YOUR OBJECTIVE: Without including any images, reproduce each entry exactly.

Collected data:
▬▬▬

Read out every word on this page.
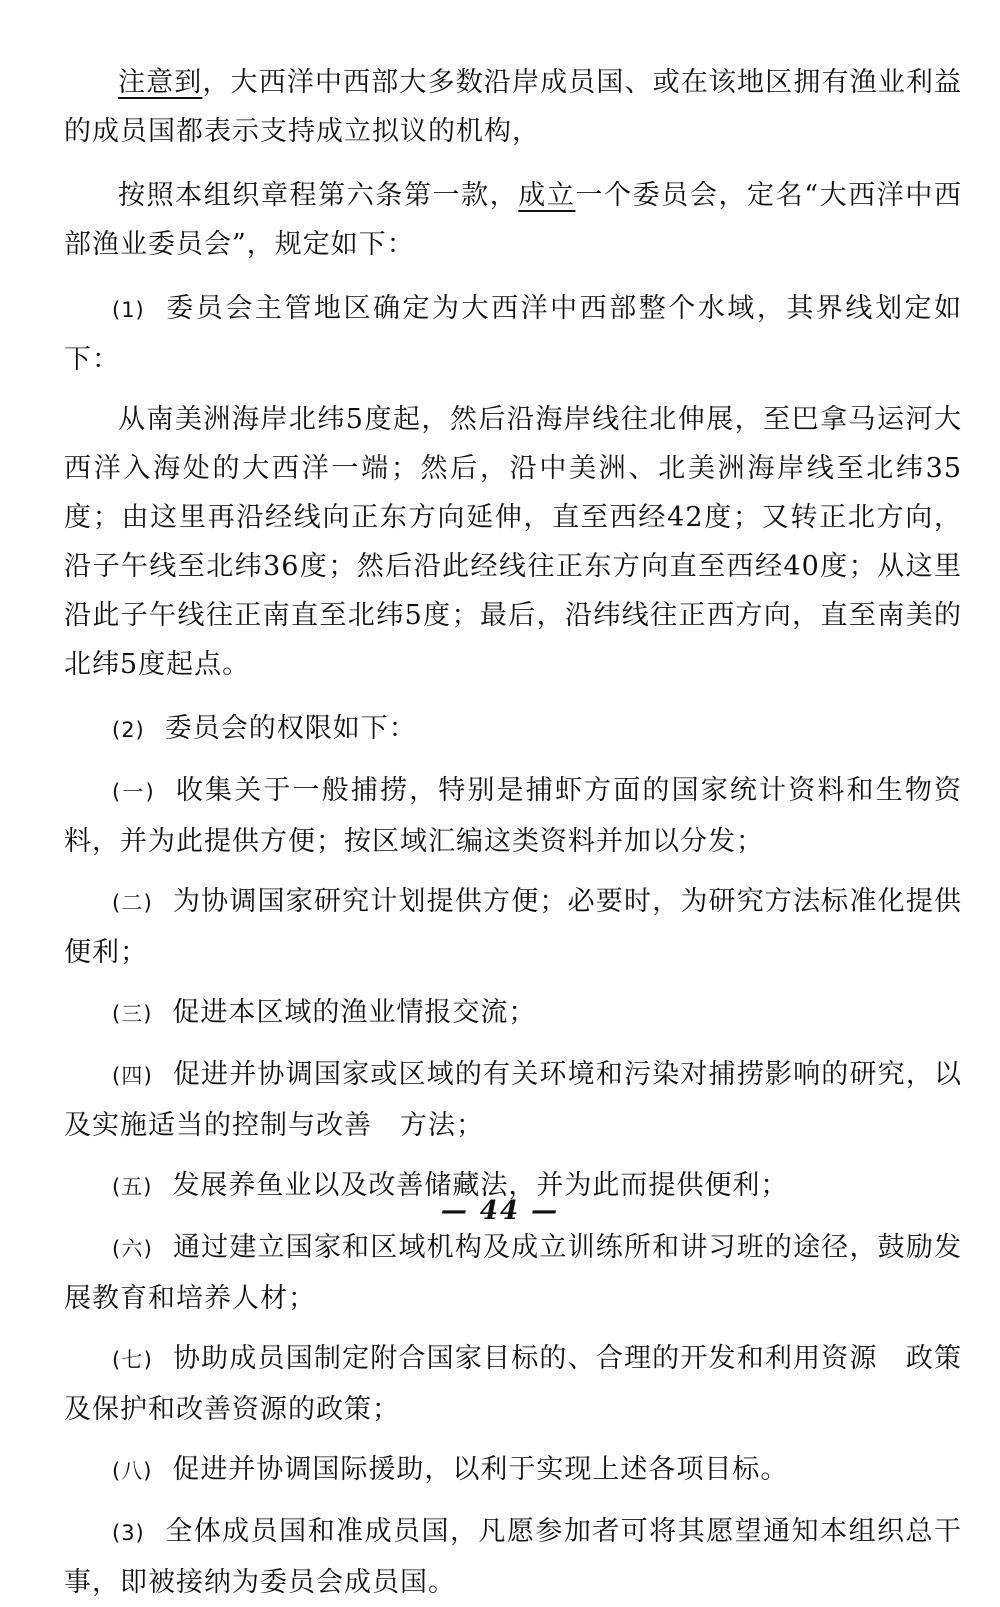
注意到，大西洋中西部大多数沿岸成员国、或在该地区拥有渔业利益的成员国都表示支持成立拟议的机构，

按照本组织章程第六条第一款，成立一个委员会，定名“大西洋中西部渔业委员会”，规定如下：

(1) 委员会主管地区确定为大西洋中西部整个水域，其界线划定如下：

从南美洲海岸北纬5度起，然后沿海岸线往北伸展，至巴拿马运河大西洋入海处的大西洋一端；然后，沿中美洲、北美洲海岸线至北纬35度；由这里再沿经线向正东方向延伸，直至西经42度；又转正北方向，沿子午线至北纬36度；然后沿此经线往正东方向直至西经40度；从这里沿此子午线往正南直至北纬5度；最后，沿纬线往正西方向，直至南美的北纬5度起点。

(2) 委员会的权限如下：

(一) 收集关于一般捕捞，特别是捕虾方面的国家统计资料和生物资料，并为此提供方便；按区域汇编这类资料并加以分发；

(二) 为协调国家研究计划提供方便；必要时，为研究方法标准化提供便利；

(三) 促进本区域的渔业情报交流；

(四) 促进并协调国家或区域的有关环境和污染对捕捞影响的研究，以及实施适当的控制与改善　方法；

(五) 发展养鱼业以及改善储藏法，并为此而提供便利；

(六) 通过建立国家和区域机构及成立训练所和讲习班的途径，鼓励发展教育和培养人材；

(七) 协助成员国制定附合国家目标的、合理的开发和利用资源　政策及保护和改善资源的政策；

(八) 促进并协调国际援助，以利于实现上述各项目标。

(3) 全体成员国和准成员国，凡愿参加者可将其愿望通知本组织总干事，即被接纳为委员会成员国。

— 44 —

▬▬▬

EXPECTED OUTPUT:
Read out every word on this page.
注意到，大西洋中西部大多数沿岸成员国、或在该地区拥有渔业利益的成员国都表示支持成立拟议的机构，

按照本组织章程第六条第一款，成立一个委员会，定名“大西洋中西部渔业委员会”，规定如下：

(1) 委员会主管地区确定为大西洋中西部整个水域，其界线划定如下：

从南美洲海岸北纬5度起，然后沿海岸线往北伸展，至巴拿马运河大西洋入海处的大西洋一端；然后，沿中美洲、北美洲海岸线至北纬35度；由这里再沿经线向正东方向延伸，直至西经42度；又转正北方向，沿子午线至北纬36度；然后沿此经线往正东方向直至西经40度；从这里沿此子午线往正南直至北纬5度；最后，沿纬线往正西方向，直至南美的北纬5度起点。

(2) 委员会的权限如下：

(一) 收集关于一般捕捞，特别是捕虾方面的国家统计资料和生物资料，并为此提供方便；按区域汇编这类资料并加以分发；

(二) 为协调国家研究计划提供方便；必要时，为研究方法标准化提供便利；

(三) 促进本区域的渔业情报交流；

(四) 促进并协调国家或区域的有关环境和污染对捕捞影响的研究，以及实施适当的控制与改善　方法；

(五) 发展养鱼业以及改善储藏法，并为此而提供便利；

(六) 通过建立国家和区域机构及成立训练所和讲习班的途径，鼓励发展教育和培养人材；

(七) 协助成员国制定附合国家目标的、合理的开发和利用资源　政策及保护和改善资源的政策；

(八) 促进并协调国际援助，以利于实现上述各项目标。

(3) 全体成员国和准成员国，凡愿参加者可将其愿望通知本组织总干事，即被接纳为委员会成员国。

— 44 —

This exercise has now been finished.